**What this task involves:**
Write out, precisely and in full, each line of the material.

··· Given entries ···

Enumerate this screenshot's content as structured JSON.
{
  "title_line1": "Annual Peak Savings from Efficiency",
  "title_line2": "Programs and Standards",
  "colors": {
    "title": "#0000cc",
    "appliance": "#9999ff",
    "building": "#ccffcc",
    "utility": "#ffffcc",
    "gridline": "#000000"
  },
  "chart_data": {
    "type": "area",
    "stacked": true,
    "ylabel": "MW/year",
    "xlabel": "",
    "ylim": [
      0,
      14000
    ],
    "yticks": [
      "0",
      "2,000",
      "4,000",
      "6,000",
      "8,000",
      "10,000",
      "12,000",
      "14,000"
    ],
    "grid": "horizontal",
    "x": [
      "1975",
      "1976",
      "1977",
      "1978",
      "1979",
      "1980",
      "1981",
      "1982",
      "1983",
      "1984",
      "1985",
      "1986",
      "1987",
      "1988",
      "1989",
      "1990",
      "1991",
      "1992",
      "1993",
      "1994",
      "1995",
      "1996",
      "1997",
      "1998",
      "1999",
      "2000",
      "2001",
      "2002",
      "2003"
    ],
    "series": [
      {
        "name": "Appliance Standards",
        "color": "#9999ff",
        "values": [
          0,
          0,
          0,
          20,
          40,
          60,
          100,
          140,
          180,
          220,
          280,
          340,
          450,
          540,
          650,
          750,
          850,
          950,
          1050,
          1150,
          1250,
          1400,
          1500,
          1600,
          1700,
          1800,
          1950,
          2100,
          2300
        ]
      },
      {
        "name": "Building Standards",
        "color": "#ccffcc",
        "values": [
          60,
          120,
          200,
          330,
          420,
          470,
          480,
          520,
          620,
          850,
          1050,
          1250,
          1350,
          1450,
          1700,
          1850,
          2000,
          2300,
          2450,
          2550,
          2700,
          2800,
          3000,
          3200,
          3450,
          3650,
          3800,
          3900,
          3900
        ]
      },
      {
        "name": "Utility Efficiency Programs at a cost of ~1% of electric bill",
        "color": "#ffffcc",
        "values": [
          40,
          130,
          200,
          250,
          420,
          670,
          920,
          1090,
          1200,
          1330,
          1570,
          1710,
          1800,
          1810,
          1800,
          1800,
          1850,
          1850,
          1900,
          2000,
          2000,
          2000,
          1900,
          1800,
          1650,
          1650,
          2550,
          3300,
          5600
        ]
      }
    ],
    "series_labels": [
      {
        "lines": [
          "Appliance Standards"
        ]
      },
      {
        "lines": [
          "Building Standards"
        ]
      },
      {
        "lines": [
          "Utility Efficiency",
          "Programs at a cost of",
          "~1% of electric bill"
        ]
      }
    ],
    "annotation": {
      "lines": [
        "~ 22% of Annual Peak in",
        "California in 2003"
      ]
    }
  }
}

···

**Full answer:**
Enumerate this screenshot's content as structured JSON.
{
  "title_line1": "Annual Peak Savings from Efficiency",
  "title_line2": "Programs and Standards",
  "colors": {
    "title": "#0000cc",
    "appliance": "#9999ff",
    "building": "#ccffcc",
    "utility": "#ffffcc",
    "gridline": "#000000"
  },
  "chart_data": {
    "type": "area",
    "stacked": true,
    "ylabel": "MW/year",
    "xlabel": "",
    "ylim": [
      0,
      14000
    ],
    "yticks": [
      "0",
      "2,000",
      "4,000",
      "6,000",
      "8,000",
      "10,000",
      "12,000",
      "14,000"
    ],
    "grid": "horizontal",
    "x": [
      "1975",
      "1976",
      "1977",
      "1978",
      "1979",
      "1980",
      "1981",
      "1982",
      "1983",
      "1984",
      "1985",
      "1986",
      "1987",
      "1988",
      "1989",
      "1990",
      "1991",
      "1992",
      "1993",
      "1994",
      "1995",
      "1996",
      "1997",
      "1998",
      "1999",
      "2000",
      "2001",
      "2002",
      "2003"
    ],
    "series": [
      {
        "name": "Appliance Standards",
        "color": "#9999ff",
        "values": [
          0,
          0,
          0,
          20,
          40,
          60,
          100,
          140,
          180,
          220,
          280,
          340,
          450,
          540,
          650,
          750,
          850,
          950,
          1050,
          1150,
          1250,
          1400,
          1500,
          1600,
          1700,
          1800,
          1950,
          2100,
          2300
        ]
      },
      {
        "name": "Building Standards",
        "color": "#ccffcc",
        "values": [
          60,
          120,
          200,
          330,
          420,
          470,
          480,
          520,
          620,
          850,
          1050,
          1250,
          1350,
          1450,
          1700,
          1850,
          2000,
          2300,
          2450,
          2550,
          2700,
          2800,
          3000,
          3200,
          3450,
          3650,
          3800,
          3900,
          3900
        ]
      },
      {
        "name": "Utility Efficiency Programs at a cost of ~1% of electric bill",
        "color": "#ffffcc",
        "values": [
          40,
          130,
          200,
          250,
          420,
          670,
          920,
          1090,
          1200,
          1330,
          1570,
          1710,
          1800,
          1810,
          1800,
          1800,
          1850,
          1850,
          1900,
          2000,
          2000,
          2000,
          1900,
          1800,
          1650,
          1650,
          2550,
          3300,
          5600
        ]
      }
    ],
    "series_labels": [
      {
        "lines": [
          "Appliance Standards"
        ]
      },
      {
        "lines": [
          "Building Standards"
        ]
      },
      {
        "lines": [
          "Utility Efficiency",
          "Programs at a cost of",
          "~1% of electric bill"
        ]
      }
    ],
    "annotation": {
      "lines": [
        "~ 22% of Annual Peak in",
        "California in 2003"
      ]
    }
  }
}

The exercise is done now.